> [Excerpt to read]
My husband's M.O. changed--so for many, many years, I thought we'd beaten the odds, and reconciled.
Then I found out that what I knew about the first infidelity was only the tip of the iceberg. That was a different d-day, and occurred 12 years after the first.
Again, I laid out boundaries for R---and he pretended to go along with them. This time, I felt a huge disconnect. He was furious. (How DARE I expect him to deal with stuff he'd "stopped doing" a dozen years ago? He'd been "a good husband," damn it!)
He sure showed me. He had a full-blown affair (rather than his typical stranger sex with paid partners), complete with I-love-yous and vast sharing of personal information about me (much of which was untrue).
Shortly before I learned of that infidelity, I knew something was up. I started digging and learned of at least 2 ONSs. This discovery, and the "transparency" that followed (in quotation marks because he scoured all accounts...only the idiot left one email exchange with in the trash; his VERY FIRST action, when I confronted him, was not to comfort me or ...anything. It was to run to the computer and delete that message permanently. Yep.)
After THAT discovery, I learned he'd cheated pretty consistently throughout our marriage. He'd had a massive heart attack in 1999 (the terminal d-day was toward the end of 2101), and was quite disabled---and we had had sex together SIX TIMES since 1999. His meds and illness "made it too hard." Most disabled men I know strive to maintain a sex life. They engage in other forms of touch and find it important to themselves and their partners.
I got nothing.
Turns out, he was handing it out elsewhere. The risk of sudden cardiac death jumps astronomically during extramarital sex, in a man with disease as advanced as his. He just didn't care---if his body had to be lifted off an Adult Friend Finder hookup, he just didn't care.
But I did. After an embarrassingly long six months of pretending R was even possible, I threw in the towel very shortly after my suspicions of personality disorder were professionally confirmed.
My entire adult life, through 2012, was a lie. All of it.
How did I get through it? This will sound very trite. I surrendered. I gave up things I cannot control. (This was so central to my healing that I have the word "surrender" tattooed inside my left wrist now.) I learned to breathe. (Really, it was biofeedback training in IC.) I went NC and, though I had a few lapses, I learned that it was vital to my well-being.
When I see him now, it's like seeing the stranger he is. He was always a stranger.

> [Information given]
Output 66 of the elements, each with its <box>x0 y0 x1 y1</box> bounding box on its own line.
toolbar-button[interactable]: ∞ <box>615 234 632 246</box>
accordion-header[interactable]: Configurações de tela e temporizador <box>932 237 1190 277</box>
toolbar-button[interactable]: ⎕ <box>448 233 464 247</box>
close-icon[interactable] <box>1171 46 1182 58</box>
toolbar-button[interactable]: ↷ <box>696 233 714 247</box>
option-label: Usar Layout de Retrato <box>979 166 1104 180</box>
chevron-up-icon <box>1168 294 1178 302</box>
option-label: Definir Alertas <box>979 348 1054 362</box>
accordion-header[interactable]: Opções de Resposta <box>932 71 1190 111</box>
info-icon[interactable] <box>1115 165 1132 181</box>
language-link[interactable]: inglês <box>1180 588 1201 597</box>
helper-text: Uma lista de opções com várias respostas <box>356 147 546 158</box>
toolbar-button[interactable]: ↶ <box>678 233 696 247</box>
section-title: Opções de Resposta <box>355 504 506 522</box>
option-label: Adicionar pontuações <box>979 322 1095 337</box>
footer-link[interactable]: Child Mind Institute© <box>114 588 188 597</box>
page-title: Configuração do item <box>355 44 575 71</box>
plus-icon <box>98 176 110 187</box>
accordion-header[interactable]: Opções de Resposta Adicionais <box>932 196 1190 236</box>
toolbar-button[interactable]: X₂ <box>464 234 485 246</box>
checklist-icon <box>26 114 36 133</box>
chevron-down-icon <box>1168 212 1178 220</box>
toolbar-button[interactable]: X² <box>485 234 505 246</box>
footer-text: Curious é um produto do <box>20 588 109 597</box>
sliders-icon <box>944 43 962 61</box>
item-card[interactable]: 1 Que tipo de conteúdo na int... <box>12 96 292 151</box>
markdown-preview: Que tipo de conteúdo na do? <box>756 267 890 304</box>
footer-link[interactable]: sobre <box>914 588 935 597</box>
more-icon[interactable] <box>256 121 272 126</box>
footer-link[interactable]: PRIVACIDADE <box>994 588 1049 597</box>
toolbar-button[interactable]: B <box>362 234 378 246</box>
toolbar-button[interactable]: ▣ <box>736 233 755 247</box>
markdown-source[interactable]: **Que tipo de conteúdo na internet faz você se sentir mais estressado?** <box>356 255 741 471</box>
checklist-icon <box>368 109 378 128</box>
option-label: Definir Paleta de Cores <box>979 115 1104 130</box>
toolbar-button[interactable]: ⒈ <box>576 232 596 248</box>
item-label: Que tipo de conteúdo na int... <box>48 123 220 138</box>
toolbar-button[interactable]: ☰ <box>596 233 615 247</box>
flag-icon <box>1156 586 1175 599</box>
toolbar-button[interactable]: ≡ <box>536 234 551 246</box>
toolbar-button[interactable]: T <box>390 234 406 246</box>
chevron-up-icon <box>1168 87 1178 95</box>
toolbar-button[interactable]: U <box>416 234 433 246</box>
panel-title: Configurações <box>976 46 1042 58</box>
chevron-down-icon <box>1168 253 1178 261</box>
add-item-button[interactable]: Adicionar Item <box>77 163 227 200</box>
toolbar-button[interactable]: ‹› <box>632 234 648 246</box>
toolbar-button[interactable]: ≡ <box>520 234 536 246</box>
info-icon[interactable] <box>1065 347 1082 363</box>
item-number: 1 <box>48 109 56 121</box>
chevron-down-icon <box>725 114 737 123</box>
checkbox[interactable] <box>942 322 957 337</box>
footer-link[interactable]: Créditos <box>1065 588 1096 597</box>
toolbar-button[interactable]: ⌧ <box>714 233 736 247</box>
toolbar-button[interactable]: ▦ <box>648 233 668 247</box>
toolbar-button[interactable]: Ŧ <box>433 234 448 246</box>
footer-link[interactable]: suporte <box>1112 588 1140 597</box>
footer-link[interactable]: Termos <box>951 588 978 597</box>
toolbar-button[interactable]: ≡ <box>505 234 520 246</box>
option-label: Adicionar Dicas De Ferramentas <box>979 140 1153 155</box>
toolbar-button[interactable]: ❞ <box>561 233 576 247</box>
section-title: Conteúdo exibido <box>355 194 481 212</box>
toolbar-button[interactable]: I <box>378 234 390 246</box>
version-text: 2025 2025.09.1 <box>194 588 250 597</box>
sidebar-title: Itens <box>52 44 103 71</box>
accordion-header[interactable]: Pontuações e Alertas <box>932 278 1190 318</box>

> [Prompt]
Quote the personal account of a spouse's infidelity word for word, from "Then I found" through "after the first.". The listing plays no part in this exercise.

> [Output of the task]
Then I found out that what I knew about the first infidelity was only the tip of the iceberg. That was a different d-day, and occurred 12 years after the first.